** begin EXERCISE MATERIALS **

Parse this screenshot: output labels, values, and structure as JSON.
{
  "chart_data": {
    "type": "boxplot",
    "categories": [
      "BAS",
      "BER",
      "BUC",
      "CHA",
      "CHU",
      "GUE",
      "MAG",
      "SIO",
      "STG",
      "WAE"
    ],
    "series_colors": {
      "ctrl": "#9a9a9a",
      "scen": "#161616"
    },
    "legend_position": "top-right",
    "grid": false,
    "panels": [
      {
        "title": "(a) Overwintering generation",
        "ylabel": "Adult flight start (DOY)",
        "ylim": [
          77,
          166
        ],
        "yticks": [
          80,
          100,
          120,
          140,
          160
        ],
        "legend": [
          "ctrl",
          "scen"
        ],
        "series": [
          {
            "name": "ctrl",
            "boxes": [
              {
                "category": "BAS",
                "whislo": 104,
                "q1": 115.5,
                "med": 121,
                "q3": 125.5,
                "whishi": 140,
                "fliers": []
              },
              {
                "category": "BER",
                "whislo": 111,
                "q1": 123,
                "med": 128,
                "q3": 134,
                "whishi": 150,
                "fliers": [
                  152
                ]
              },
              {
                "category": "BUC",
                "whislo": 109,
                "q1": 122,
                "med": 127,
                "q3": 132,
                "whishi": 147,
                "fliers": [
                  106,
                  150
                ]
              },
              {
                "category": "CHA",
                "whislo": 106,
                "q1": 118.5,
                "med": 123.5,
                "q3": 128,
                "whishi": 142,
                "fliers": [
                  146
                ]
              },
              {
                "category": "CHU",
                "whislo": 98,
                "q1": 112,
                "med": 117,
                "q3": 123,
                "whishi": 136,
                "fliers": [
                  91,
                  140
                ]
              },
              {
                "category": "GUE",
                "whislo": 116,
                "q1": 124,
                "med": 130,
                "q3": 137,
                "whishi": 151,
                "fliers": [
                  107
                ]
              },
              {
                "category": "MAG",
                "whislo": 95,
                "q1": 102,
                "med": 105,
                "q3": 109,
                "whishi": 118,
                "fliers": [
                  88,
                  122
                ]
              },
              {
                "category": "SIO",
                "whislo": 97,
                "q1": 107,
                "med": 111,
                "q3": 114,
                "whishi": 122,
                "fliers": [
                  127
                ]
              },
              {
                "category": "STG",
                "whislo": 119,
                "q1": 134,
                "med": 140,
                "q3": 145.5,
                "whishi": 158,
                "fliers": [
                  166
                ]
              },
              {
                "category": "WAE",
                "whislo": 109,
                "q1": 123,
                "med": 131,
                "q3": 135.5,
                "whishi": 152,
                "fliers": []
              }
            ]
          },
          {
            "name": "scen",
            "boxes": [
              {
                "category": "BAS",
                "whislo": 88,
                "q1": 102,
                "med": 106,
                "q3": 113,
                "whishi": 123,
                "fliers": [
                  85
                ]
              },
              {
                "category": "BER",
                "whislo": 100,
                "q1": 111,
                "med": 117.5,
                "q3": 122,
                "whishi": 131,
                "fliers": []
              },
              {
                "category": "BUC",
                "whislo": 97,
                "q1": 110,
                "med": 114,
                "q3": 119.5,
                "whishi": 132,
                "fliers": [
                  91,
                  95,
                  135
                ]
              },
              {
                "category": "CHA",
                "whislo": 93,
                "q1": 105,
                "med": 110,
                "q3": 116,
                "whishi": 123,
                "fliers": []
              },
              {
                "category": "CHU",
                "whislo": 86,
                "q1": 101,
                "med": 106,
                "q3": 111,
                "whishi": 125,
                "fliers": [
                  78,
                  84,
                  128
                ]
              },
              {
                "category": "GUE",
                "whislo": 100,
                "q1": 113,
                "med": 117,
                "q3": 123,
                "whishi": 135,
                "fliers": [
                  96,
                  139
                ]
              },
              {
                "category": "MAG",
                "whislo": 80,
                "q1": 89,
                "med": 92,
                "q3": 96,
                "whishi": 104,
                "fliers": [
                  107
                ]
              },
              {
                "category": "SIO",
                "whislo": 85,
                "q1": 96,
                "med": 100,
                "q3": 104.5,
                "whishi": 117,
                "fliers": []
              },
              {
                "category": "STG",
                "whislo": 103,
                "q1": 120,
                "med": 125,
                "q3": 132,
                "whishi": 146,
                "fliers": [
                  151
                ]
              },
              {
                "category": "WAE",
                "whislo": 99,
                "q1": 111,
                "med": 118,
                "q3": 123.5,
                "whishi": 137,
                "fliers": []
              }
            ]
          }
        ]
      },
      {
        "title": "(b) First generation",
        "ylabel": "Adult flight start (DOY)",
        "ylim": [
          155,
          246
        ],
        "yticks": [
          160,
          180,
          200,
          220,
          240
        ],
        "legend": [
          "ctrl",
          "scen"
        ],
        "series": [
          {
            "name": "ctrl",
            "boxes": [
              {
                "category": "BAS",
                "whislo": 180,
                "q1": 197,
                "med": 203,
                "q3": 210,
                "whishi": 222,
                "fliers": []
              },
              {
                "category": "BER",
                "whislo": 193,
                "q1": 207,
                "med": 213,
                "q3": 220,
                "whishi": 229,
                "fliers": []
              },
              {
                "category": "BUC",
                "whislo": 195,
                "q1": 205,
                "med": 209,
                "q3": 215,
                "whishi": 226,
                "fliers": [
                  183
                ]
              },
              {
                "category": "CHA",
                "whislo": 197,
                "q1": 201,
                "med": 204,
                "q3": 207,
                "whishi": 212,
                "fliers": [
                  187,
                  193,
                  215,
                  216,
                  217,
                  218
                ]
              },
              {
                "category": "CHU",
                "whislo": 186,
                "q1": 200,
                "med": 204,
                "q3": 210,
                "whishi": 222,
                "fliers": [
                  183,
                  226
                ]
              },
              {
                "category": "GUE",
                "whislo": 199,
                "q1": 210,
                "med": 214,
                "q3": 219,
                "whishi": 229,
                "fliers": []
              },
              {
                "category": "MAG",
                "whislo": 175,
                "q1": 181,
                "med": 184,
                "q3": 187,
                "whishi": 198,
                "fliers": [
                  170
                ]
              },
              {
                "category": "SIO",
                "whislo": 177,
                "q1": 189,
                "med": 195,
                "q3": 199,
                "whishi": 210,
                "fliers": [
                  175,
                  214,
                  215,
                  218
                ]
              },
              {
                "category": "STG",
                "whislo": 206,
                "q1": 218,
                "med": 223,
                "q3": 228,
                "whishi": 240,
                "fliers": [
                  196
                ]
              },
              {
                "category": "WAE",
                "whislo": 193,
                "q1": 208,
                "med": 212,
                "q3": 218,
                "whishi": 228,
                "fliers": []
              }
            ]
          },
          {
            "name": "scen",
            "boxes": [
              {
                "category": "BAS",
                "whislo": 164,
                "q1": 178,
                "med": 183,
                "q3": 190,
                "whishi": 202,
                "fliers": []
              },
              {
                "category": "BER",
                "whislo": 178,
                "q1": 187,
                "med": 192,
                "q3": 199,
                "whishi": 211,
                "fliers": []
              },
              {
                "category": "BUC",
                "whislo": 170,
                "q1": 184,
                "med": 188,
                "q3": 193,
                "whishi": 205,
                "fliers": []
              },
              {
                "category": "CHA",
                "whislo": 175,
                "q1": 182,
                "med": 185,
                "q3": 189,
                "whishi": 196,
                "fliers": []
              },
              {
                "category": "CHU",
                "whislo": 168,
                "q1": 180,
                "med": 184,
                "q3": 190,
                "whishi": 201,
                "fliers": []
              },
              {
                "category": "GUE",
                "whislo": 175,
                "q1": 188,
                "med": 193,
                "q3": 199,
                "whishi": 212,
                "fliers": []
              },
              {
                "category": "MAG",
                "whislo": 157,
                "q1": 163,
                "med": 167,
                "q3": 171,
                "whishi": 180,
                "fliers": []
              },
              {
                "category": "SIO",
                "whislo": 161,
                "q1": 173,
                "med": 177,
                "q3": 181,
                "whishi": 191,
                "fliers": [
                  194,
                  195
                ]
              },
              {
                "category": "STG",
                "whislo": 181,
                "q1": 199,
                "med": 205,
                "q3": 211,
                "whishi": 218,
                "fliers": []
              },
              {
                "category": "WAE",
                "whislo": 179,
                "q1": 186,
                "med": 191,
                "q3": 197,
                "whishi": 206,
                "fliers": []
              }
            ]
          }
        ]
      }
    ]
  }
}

** end EXERCISE MATERIALS **

Copy out each line in the listing that has the word "title".

ANSWER BELOW:
        "title": "(a) Overwintering generation",
        "title": "(b) First generation",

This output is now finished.